INSTRUCTIONS TO FOLLOW
Show all lines that include the string "title"; copy each one.

+ + + + +

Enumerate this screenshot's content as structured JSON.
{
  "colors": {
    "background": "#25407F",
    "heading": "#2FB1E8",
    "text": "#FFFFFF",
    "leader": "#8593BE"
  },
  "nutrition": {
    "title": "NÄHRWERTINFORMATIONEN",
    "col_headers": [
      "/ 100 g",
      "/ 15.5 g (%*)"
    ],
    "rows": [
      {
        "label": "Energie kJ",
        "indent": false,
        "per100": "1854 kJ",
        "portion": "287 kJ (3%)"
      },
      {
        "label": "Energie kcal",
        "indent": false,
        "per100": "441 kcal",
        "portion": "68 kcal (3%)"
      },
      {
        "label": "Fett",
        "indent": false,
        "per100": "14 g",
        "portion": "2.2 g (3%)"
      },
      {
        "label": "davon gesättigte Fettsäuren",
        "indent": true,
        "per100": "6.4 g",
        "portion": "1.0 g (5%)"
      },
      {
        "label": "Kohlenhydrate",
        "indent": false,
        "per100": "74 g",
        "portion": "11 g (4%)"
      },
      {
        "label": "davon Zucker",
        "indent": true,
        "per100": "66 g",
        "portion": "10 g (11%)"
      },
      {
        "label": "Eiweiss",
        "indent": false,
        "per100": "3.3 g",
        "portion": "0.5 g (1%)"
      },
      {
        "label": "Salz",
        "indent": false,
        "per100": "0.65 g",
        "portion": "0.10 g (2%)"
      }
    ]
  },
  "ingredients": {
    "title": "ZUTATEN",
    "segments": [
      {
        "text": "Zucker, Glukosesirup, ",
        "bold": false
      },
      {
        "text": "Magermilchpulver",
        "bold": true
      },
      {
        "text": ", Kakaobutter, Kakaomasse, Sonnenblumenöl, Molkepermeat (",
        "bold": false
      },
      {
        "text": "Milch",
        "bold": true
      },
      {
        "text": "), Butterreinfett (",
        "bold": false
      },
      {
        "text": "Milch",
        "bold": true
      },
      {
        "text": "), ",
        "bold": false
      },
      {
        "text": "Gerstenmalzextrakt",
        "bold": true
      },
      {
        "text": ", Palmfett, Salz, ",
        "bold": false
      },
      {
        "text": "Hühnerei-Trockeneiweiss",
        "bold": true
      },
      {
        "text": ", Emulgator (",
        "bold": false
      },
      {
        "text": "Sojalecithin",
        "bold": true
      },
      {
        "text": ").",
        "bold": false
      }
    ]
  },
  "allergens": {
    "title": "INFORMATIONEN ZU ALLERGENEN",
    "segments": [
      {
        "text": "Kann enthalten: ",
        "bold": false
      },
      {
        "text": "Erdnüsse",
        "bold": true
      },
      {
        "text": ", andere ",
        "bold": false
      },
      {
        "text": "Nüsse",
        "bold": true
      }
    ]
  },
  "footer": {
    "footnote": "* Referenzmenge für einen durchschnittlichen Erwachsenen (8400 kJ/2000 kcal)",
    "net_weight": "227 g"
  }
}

+ + + + +

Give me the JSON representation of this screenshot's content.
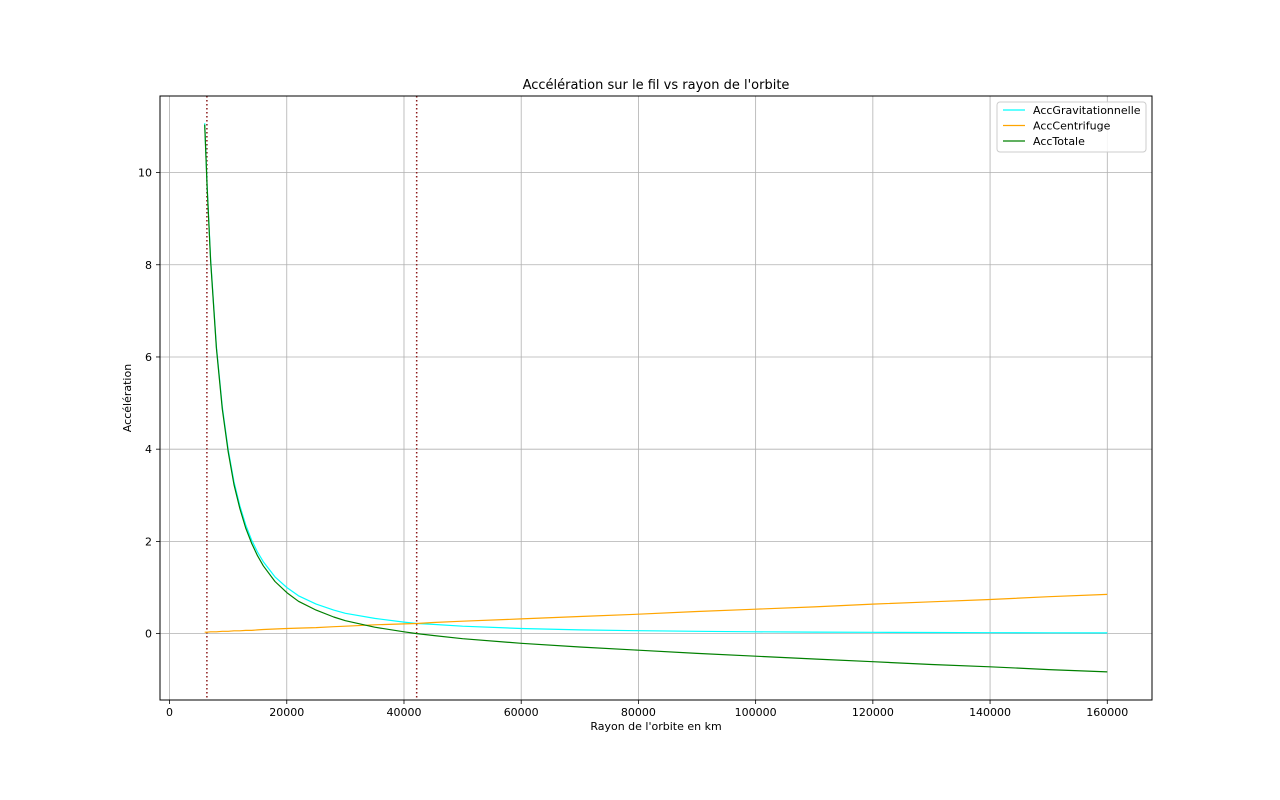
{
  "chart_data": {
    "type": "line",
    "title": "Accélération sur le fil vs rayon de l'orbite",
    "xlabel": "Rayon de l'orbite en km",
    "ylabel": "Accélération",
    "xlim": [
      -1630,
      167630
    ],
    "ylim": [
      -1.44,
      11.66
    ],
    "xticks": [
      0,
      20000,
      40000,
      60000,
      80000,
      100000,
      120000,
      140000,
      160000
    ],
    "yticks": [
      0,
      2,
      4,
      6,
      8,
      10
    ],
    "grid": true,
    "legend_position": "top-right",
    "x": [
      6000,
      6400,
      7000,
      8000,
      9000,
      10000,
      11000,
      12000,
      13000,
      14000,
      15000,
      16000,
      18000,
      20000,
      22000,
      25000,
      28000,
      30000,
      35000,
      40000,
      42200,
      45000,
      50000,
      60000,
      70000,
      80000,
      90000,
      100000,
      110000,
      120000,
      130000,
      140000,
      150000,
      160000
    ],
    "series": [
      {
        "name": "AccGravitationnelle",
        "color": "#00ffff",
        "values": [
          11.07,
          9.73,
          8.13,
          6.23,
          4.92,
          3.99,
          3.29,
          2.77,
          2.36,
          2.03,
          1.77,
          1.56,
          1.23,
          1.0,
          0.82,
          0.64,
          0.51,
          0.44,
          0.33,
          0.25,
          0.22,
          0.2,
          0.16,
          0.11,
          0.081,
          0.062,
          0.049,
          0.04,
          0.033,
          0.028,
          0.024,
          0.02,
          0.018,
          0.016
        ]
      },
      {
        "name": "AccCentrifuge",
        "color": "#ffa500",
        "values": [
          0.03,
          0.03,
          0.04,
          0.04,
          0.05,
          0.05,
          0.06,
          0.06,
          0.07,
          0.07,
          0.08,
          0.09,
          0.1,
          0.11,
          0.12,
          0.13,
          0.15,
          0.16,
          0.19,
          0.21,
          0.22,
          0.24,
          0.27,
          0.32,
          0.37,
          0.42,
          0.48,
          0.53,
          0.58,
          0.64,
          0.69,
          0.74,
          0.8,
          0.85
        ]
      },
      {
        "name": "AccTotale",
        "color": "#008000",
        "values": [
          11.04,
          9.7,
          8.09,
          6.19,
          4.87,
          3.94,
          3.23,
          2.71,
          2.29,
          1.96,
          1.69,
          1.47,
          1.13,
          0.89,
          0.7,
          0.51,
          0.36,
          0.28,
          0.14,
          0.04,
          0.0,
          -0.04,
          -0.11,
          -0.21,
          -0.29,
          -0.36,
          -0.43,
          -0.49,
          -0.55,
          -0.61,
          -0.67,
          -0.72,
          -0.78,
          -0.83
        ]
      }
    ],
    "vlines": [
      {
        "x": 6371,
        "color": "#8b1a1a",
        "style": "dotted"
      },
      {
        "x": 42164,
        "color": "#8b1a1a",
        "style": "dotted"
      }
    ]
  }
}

+ + + + +

RESULT FOR THIS EXERCISE
    "title": "NÄHRWERTINFORMATIONEN",
    "title": "ZUTATEN",
    "title": "INFORMATIONEN ZU ALLERGENEN",
    "title": "Accélération sur le fil vs rayon de l'orbite",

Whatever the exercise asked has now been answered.